◆ Exercise description ◆
Copy out all lines of the records in which the word "Real" appears.
-- start Listed entries --
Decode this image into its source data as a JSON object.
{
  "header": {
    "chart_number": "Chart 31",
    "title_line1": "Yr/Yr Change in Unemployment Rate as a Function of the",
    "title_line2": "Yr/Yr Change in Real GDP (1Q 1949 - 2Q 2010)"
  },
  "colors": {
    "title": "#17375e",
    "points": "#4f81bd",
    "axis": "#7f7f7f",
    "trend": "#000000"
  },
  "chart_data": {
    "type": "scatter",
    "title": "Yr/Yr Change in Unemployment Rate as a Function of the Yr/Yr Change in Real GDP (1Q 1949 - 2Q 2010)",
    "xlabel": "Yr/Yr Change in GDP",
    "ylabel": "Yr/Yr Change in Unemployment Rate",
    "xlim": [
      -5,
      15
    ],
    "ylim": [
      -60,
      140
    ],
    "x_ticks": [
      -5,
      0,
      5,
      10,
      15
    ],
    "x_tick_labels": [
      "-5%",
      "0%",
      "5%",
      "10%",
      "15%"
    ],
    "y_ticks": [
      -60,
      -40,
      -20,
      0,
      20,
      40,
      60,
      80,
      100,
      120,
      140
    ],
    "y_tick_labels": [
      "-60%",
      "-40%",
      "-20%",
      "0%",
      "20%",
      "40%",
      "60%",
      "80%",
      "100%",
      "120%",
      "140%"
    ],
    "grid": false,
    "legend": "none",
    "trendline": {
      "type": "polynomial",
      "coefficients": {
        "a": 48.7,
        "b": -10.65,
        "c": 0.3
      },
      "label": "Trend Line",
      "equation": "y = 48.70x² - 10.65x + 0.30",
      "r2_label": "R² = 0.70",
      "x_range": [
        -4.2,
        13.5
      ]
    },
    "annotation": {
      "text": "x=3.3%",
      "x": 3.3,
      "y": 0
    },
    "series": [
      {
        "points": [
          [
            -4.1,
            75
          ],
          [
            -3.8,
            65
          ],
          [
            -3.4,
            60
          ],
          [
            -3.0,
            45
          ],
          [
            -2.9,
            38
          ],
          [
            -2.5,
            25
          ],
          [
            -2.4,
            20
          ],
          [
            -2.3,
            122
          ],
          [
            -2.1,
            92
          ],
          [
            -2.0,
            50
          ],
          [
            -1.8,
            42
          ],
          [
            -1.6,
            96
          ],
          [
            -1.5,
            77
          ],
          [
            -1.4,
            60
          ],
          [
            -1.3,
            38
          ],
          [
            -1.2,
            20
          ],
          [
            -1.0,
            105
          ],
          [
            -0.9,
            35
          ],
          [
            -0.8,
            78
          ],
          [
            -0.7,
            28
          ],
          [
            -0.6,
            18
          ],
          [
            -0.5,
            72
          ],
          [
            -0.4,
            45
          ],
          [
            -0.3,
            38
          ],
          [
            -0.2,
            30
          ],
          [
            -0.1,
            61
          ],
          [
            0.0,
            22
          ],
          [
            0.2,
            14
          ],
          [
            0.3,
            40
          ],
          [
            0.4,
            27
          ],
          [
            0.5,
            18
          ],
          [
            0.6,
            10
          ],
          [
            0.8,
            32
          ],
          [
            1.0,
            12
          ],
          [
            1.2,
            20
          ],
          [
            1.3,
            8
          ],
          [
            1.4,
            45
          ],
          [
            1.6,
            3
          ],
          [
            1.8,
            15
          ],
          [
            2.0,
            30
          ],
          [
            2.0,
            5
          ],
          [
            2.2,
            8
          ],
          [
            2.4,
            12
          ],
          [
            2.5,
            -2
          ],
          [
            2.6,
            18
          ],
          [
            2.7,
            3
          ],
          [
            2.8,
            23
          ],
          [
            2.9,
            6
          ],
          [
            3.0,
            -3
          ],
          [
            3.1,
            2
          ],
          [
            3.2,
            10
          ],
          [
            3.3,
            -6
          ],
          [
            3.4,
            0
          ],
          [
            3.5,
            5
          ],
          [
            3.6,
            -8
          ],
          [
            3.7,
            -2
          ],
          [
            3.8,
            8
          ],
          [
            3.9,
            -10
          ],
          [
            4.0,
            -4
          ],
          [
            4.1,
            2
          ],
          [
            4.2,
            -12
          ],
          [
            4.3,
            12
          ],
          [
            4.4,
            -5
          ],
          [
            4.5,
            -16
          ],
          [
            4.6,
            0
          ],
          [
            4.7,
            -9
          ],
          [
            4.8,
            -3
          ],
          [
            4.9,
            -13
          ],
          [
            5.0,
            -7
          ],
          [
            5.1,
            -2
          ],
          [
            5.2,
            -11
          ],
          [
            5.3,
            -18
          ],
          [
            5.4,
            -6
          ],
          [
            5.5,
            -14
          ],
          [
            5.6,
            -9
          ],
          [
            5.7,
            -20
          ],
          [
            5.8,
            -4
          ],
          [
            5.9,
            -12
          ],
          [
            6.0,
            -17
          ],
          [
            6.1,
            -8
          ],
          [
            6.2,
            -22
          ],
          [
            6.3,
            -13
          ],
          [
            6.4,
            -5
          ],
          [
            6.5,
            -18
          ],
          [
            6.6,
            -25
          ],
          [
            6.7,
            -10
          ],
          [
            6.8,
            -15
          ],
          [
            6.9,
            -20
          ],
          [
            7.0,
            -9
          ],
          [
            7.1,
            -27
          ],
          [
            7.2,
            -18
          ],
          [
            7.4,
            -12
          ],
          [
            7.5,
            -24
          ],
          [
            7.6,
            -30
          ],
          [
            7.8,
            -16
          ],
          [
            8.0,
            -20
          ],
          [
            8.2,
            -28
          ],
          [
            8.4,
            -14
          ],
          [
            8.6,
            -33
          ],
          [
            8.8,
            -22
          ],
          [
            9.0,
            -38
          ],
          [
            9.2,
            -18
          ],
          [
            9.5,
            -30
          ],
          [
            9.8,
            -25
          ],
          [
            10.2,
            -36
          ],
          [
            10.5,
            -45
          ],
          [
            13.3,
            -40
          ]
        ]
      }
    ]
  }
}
-- end Listed entries --
◆ Complete output ◆
    "title_line2": "Yr/Yr Change in Real GDP (1Q 1949 - 2Q 2010)"
    "title": "Yr/Yr Change in Unemployment Rate as a Function of the Yr/Yr Change in Real GDP (1Q 1949 - 2Q 2010)",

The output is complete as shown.